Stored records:
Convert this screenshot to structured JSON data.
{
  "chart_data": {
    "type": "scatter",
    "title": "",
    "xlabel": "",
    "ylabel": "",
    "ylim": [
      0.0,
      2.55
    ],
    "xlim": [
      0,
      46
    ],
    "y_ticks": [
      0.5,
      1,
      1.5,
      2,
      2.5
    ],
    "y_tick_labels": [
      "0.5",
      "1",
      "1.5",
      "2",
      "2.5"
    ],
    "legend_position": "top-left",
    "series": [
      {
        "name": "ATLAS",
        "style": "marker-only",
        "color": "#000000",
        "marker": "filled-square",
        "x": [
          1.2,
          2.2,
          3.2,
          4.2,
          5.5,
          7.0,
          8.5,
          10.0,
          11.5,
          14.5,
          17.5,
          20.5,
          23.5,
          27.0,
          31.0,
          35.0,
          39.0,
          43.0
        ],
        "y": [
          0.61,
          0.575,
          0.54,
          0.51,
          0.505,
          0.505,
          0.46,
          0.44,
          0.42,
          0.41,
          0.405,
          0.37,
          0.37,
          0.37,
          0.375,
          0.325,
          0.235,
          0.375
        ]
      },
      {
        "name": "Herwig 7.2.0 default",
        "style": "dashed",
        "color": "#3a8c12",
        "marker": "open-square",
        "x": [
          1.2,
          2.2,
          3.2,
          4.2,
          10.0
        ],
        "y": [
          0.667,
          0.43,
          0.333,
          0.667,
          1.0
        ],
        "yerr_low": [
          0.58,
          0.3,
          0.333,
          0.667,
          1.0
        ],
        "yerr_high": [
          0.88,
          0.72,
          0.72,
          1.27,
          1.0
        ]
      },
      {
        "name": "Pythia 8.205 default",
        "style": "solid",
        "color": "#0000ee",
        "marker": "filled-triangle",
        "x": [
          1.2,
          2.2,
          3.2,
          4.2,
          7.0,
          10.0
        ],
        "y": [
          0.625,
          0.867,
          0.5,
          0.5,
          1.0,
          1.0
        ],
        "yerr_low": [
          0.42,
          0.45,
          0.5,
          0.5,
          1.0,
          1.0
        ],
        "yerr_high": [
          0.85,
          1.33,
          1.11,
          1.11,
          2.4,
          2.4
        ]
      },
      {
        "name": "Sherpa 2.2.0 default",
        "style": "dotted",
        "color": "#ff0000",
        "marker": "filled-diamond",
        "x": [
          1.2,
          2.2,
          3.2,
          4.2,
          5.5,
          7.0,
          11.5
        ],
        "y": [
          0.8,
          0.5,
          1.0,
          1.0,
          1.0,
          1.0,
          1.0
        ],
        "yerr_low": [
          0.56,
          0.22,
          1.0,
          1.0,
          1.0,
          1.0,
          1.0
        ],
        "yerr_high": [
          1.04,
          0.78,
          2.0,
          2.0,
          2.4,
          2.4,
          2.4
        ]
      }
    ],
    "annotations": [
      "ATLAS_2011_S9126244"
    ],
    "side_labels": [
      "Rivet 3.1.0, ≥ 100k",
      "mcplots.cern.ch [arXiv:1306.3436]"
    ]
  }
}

**TASK STATEMENT**
Every line in the data above that contains "default" needs to be copied.

**WRITTEN SOLUTION**
        "name": "Herwig 7.2.0 default",
        "name": "Pythia 8.205 default",
        "name": "Sherpa 2.2.0 default",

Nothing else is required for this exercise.